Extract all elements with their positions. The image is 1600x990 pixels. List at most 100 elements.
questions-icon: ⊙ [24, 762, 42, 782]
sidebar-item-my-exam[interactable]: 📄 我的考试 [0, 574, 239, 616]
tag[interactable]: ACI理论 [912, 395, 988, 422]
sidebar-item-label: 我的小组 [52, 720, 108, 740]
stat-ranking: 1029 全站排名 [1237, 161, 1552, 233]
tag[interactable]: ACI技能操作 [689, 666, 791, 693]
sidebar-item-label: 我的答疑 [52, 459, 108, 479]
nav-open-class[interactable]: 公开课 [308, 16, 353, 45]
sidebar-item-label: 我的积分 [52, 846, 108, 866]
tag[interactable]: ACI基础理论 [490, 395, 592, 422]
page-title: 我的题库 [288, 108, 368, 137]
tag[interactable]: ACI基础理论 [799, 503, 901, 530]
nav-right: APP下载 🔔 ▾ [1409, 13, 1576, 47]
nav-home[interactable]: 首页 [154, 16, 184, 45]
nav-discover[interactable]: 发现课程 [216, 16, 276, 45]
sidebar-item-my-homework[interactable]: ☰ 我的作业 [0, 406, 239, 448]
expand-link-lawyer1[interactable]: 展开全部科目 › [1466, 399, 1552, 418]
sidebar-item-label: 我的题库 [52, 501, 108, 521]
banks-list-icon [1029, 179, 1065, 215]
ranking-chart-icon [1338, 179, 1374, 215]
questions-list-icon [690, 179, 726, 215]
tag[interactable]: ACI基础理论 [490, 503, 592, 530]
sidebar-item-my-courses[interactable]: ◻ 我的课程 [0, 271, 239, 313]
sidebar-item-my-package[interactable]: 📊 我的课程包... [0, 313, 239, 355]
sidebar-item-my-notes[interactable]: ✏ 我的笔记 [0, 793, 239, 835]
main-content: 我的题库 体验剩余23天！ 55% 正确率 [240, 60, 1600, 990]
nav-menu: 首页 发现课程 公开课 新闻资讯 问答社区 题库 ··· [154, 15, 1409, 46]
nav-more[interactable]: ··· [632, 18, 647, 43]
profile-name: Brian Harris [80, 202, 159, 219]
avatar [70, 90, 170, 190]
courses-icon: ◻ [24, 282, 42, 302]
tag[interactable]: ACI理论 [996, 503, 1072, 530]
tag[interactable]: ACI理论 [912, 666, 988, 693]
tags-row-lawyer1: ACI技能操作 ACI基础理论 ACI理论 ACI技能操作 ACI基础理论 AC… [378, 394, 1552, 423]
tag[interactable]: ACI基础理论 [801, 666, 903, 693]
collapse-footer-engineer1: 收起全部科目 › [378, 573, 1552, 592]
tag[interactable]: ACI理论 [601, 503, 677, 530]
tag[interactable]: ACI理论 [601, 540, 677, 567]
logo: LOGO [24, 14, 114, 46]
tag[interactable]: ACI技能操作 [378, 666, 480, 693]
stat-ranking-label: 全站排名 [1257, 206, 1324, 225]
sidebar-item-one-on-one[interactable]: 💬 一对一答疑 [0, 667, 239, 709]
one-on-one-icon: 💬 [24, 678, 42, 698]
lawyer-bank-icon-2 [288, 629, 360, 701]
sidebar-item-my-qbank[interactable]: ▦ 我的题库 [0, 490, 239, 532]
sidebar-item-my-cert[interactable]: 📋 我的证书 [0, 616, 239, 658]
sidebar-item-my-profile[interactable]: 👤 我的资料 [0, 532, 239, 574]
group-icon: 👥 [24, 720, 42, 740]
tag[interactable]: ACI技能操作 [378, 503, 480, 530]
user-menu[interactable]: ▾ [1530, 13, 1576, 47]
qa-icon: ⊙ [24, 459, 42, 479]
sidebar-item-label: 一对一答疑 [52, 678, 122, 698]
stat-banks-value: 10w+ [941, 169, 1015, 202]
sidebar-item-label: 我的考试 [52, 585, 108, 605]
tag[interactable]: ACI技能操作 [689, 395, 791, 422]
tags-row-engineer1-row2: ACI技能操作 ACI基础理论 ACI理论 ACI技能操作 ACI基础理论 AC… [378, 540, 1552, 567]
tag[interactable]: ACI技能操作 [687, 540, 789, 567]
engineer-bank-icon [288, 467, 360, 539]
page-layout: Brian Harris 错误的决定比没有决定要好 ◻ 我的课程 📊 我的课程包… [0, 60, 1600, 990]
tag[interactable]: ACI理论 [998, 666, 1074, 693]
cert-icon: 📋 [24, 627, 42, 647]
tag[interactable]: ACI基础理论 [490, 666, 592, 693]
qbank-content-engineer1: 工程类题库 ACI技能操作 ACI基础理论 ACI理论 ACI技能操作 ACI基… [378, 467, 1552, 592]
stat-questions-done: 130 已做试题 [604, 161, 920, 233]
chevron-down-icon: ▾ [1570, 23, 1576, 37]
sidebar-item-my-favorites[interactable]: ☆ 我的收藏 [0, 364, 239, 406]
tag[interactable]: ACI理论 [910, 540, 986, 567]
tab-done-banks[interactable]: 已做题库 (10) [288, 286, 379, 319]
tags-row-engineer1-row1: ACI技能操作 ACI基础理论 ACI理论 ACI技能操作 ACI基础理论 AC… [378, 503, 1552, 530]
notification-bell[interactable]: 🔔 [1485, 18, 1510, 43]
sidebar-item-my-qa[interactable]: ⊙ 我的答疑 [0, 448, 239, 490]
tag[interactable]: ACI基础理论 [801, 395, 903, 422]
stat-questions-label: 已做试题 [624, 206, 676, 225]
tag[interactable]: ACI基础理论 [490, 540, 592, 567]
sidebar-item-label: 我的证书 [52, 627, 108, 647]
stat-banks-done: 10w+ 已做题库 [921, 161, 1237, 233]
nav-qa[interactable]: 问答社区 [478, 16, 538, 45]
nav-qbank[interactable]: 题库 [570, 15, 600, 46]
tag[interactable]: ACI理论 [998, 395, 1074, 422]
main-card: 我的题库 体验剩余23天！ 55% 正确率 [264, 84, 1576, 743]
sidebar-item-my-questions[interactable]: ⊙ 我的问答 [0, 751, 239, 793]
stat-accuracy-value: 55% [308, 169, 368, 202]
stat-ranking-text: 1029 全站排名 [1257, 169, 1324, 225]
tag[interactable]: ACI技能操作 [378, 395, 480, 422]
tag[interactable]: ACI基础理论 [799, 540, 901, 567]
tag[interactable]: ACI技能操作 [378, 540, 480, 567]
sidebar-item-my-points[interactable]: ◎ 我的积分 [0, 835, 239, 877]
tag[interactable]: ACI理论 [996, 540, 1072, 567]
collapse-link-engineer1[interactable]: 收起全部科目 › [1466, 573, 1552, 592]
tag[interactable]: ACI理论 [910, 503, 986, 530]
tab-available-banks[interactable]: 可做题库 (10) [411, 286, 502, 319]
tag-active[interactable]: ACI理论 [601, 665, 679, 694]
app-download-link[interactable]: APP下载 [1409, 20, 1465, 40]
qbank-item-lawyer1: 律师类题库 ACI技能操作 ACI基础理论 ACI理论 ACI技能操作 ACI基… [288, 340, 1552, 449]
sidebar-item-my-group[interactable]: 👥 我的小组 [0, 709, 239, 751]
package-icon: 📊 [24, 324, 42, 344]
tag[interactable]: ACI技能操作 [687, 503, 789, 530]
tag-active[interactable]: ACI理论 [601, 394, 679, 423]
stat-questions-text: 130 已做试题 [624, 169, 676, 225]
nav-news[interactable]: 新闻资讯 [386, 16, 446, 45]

Task details -> Present the rows from the first one through the row containing "tag[interactable]: ACI理论 [601, 503, 677, 530]", both included, as a Markdown table with two columns: Index, holding the row number, and Content, holding the row's wording. Omit any blank lines.

Complete response ->
| Index | Content |
|---|---|
| 1 | Extract all elements with their positions. The image is 1600x990 pixels. List at most 100 elements. |
| 2 | questions-icon: ⊙ [24, 762, 42, 782] |
| 3 | sidebar-item-my-exam[interactable]: 📄 我的考试 [0, 574, 239, 616] |
| 4 | tag[interactable]: ACI理论 [912, 395, 988, 422] |
| 5 | sidebar-item-label: 我的小组 [52, 720, 108, 740] |
| 6 | stat-ranking: 1029 全站排名 [1237, 161, 1552, 233] |
| 7 | tag[interactable]: ACI技能操作 [689, 666, 791, 693] |
| 8 | sidebar-item-label: 我的答疑 [52, 459, 108, 479] |
| 9 | nav-open-class[interactable]: 公开课 [308, 16, 353, 45] |
| 10 | sidebar-item-label: 我的积分 [52, 846, 108, 866] |
| 11 | tag[interactable]: ACI基础理论 [490, 395, 592, 422] |
| 12 | page-title: 我的题库 [288, 108, 368, 137] |
| 13 | tag[interactable]: ACI基础理论 [799, 503, 901, 530] |
| 14 | nav-right: APP下载 🔔 ▾ [1409, 13, 1576, 47] |
| 15 | nav-home[interactable]: 首页 [154, 16, 184, 45] |
| 16 | nav-discover[interactable]: 发现课程 [216, 16, 276, 45] |
| 17 | sidebar-item-my-homework[interactable]: ☰ 我的作业 [0, 406, 239, 448] |
| 18 | expand-link-lawyer1[interactable]: 展开全部科目 › [1466, 399, 1552, 418] |
| 19 | sidebar-item-label: 我的题库 [52, 501, 108, 521] |
| 20 | banks-list-icon [1029, 179, 1065, 215] |
| 21 | ranking-chart-icon [1338, 179, 1374, 215] |
| 22 | questions-list-icon [690, 179, 726, 215] |
| 23 | tag[interactable]: ACI基础理论 [490, 503, 592, 530] |
| 24 | sidebar-item-my-courses[interactable]: ◻ 我的课程 [0, 271, 239, 313] |
| 25 | sidebar-item-my-package[interactable]: 📊 我的课程包... [0, 313, 239, 355] |
| 26 | sidebar-item-my-notes[interactable]: ✏ 我的笔记 [0, 793, 239, 835] |
| 27 | main-content: 我的题库 体验剩余23天！ 55% 正确率 [240, 60, 1600, 990] |
| 28 | nav-menu: 首页 发现课程 公开课 新闻资讯 问答社区 题库 ··· [154, 15, 1409, 46] |
| 29 | nav-more[interactable]: ··· [632, 18, 647, 43] |
| 30 | profile-name: Brian Harris [80, 202, 159, 219] |
| 31 | avatar [70, 90, 170, 190] |
| 32 | courses-icon: ◻ [24, 282, 42, 302] |
| 33 | tag[interactable]: ACI理论 [996, 503, 1072, 530] |
| 34 | tag[interactable]: ACI理论 [912, 666, 988, 693] |
| 35 | tags-row-lawyer1: ACI技能操作 ACI基础理论 ACI理论 ACI技能操作 ACI基础理论 AC… [378, 394, 1552, 423] |
| 36 | tag[interactable]: ACI基础理论 [801, 666, 903, 693] |
| 37 | collapse-footer-engineer1: 收起全部科目 › [378, 573, 1552, 592] |
| 38 | tag[interactable]: ACI理论 [601, 503, 677, 530] |